### [Requirements]
Extract every line where the string "displayed" appears.

### [Task material]
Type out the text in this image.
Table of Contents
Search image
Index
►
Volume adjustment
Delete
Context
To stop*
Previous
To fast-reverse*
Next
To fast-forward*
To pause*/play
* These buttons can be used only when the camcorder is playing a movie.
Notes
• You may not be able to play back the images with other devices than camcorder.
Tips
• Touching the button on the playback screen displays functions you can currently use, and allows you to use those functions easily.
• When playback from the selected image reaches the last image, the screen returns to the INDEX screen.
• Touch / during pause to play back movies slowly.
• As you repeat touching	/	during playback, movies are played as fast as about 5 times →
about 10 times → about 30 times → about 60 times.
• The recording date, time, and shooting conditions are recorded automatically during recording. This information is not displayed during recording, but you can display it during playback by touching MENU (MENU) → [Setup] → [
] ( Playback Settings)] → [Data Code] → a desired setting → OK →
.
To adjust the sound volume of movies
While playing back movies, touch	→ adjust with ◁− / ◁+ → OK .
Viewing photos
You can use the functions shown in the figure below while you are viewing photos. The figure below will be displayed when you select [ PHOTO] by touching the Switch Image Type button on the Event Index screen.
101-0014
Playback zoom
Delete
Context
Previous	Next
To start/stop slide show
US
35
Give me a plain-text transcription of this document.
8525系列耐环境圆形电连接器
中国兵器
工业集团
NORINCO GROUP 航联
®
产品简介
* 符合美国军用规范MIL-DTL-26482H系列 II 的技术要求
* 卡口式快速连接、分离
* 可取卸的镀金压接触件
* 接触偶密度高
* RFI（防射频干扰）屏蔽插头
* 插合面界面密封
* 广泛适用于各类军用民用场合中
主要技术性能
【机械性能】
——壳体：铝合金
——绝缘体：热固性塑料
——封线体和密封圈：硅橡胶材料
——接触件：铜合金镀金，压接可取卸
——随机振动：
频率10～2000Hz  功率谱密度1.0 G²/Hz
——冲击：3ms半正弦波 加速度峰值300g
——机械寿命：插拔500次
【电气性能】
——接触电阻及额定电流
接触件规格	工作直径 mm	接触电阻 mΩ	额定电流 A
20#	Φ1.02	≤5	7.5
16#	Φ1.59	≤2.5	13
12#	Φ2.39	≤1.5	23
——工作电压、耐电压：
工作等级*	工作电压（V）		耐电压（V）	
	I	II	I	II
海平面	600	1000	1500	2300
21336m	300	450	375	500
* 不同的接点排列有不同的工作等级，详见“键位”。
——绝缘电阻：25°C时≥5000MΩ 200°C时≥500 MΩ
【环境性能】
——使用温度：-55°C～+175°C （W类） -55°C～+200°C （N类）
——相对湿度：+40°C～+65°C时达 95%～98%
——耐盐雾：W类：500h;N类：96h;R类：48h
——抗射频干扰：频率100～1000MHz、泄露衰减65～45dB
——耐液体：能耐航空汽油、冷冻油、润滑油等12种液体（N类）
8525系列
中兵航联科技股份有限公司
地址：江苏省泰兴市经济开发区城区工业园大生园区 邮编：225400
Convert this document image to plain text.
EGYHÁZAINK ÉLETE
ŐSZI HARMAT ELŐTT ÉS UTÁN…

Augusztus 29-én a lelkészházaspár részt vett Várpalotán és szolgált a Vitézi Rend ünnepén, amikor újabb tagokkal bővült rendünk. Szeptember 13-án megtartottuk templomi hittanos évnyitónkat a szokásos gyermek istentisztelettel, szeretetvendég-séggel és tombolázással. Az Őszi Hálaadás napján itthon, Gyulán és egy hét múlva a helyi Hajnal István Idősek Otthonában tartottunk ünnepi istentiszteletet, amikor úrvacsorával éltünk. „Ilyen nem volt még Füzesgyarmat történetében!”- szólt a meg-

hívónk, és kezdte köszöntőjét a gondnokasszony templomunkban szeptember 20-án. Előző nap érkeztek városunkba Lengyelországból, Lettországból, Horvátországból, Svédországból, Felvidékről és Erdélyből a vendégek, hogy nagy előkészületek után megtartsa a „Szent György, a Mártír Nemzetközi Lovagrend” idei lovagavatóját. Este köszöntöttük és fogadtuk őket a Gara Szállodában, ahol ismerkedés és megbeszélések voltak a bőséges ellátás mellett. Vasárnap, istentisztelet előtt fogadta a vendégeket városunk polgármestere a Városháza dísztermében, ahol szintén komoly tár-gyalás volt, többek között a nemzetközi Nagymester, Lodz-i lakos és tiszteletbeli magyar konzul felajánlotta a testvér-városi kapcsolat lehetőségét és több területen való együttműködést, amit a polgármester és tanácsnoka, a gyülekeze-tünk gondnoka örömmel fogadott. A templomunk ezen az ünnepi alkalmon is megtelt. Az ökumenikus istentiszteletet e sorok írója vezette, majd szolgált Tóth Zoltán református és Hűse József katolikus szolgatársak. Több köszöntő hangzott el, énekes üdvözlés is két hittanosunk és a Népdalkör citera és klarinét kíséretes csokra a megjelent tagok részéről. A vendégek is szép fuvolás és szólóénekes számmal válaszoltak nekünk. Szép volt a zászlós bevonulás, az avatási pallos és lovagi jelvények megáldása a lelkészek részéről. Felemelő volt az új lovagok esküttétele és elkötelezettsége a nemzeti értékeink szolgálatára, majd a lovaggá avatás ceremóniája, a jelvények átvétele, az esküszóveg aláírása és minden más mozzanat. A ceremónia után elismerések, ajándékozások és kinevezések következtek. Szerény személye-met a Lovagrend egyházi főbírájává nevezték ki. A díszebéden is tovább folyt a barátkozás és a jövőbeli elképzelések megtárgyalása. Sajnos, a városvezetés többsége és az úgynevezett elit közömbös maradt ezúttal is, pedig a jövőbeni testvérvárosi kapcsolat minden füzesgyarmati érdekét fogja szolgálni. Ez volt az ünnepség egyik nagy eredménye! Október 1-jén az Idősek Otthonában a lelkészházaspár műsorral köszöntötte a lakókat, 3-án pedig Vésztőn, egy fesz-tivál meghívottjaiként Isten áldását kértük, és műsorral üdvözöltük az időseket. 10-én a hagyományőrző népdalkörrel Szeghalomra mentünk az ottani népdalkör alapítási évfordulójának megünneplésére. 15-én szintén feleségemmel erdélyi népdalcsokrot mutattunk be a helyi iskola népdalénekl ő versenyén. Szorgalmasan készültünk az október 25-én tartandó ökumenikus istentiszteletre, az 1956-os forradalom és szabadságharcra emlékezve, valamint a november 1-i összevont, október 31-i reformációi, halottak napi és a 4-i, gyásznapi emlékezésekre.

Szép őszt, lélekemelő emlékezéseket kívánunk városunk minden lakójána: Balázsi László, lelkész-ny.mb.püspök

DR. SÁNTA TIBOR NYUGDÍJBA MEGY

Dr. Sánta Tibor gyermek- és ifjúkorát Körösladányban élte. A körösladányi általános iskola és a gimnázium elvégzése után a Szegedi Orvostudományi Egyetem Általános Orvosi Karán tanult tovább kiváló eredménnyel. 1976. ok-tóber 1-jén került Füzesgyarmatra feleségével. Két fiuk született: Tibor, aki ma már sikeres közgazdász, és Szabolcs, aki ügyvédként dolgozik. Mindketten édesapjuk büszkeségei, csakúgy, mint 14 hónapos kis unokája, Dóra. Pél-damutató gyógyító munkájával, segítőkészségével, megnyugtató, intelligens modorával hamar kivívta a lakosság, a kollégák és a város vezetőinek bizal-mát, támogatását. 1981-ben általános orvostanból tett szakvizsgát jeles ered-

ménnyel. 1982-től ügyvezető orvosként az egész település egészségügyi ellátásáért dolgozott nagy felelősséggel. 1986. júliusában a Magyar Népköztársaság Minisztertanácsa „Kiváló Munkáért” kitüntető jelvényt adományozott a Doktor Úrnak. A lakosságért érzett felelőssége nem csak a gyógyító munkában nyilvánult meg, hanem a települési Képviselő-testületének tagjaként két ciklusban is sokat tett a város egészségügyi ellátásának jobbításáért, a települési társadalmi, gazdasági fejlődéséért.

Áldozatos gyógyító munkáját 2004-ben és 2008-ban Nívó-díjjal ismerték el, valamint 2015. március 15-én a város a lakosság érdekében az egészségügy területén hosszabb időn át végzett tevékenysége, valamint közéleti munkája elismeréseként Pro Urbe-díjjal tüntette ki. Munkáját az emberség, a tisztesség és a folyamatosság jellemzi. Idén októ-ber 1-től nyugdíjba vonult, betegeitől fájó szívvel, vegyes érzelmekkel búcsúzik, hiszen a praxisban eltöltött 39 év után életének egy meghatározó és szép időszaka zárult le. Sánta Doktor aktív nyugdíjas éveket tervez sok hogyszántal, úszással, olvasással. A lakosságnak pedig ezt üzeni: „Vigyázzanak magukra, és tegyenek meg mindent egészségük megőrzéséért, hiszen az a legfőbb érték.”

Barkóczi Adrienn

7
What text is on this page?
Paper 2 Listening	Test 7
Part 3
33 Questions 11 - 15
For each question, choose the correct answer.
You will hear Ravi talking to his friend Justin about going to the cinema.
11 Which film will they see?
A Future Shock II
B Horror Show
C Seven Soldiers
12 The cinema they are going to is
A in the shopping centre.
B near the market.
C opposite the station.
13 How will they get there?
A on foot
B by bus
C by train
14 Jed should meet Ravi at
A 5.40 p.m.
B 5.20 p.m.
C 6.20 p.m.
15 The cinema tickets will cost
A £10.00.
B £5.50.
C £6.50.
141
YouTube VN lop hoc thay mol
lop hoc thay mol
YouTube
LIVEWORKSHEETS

### [Solution to the problem]
• The recording date, time, and shooting conditions are recorded automatically during recording. This information is not displayed during recording, but you can display it during playback by touching MENU (MENU) → [Setup] → [
You can use the functions shown in the figure below while you are viewing photos. The figure below will be displayed when you select [ PHOTO] by touching the Switch Image Type button on the Event Index screen.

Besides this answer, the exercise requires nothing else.